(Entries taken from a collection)
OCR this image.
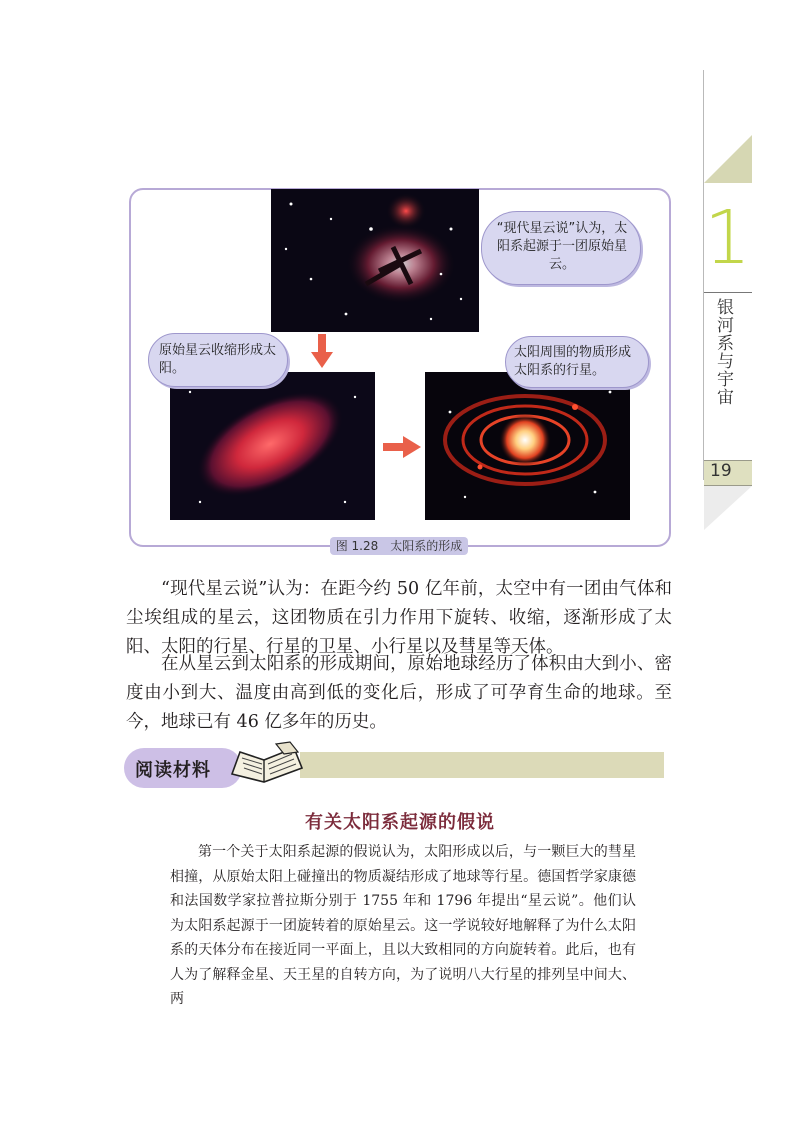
1
银河系与宇宙
19
“现代星云说”认为，太阳系起源于一团原始星云。
原始星云收缩形成太阳。
太阳周围的物质形成太阳系的行星。
图 1.28　太阳系的形成

“现代星云说”认为：在距今约 50 亿年前，太空中有一团由气体和尘埃组成的星云，这团物质在引力作用下旋转、收缩，逐渐形成了太阳、太阳的行星、行星的卫星、小行星以及彗星等天体。

在从星云到太阳系的形成期间，原始地球经历了体积由大到小、密度由小到大、温度由高到低的变化后，形成了可孕育生命的地球。至今，地球已有 46 亿多年的历史。

阅读材料
有关太阳系起源的假说

第一个关于太阳系起源的假说认为，太阳形成以后，与一颗巨大的彗星相撞，从原始太阳上碰撞出的物质凝结形成了地球等行星。德国哲学家康德和法国数学家拉普拉斯分别于 1755 年和 1796 年提出“星云说”。他们认为太阳系起源于一团旋转着的原始星云。这一学说较好地解释了为什么太阳系的天体分布在接近同一平面上，且以大致相同的方向旋转着。此后，也有人为了解释金星、天王星的自转方向，为了说明八大行星的排列呈中间大、两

# TASK DETAILS
Every record must be copied exactly, with images dropped from the result.

# SOLUTION TO THIS PROBLEM
OCR this image.
1
银河系与宇宙
19
“现代星云说”认为，太阳系起源于一团原始星云。
原始星云收缩形成太阳。
太阳周围的物质形成太阳系的行星。
图 1.28　太阳系的形成

“现代星云说”认为：在距今约 50 亿年前，太空中有一团由气体和尘埃组成的星云，这团物质在引力作用下旋转、收缩，逐渐形成了太阳、太阳的行星、行星的卫星、小行星以及彗星等天体。

在从星云到太阳系的形成期间，原始地球经历了体积由大到小、密度由小到大、温度由高到低的变化后，形成了可孕育生命的地球。至今，地球已有 46 亿多年的历史。

阅读材料
有关太阳系起源的假说

第一个关于太阳系起源的假说认为，太阳形成以后，与一颗巨大的彗星相撞，从原始太阳上碰撞出的物质凝结形成了地球等行星。德国哲学家康德和法国数学家拉普拉斯分别于 1755 年和 1796 年提出“星云说”。他们认为太阳系起源于一团旋转着的原始星云。这一学说较好地解释了为什么太阳系的天体分布在接近同一平面上，且以大致相同的方向旋转着。此后，也有人为了解释金星、天王星的自转方向，为了说明八大行星的排列呈中间大、两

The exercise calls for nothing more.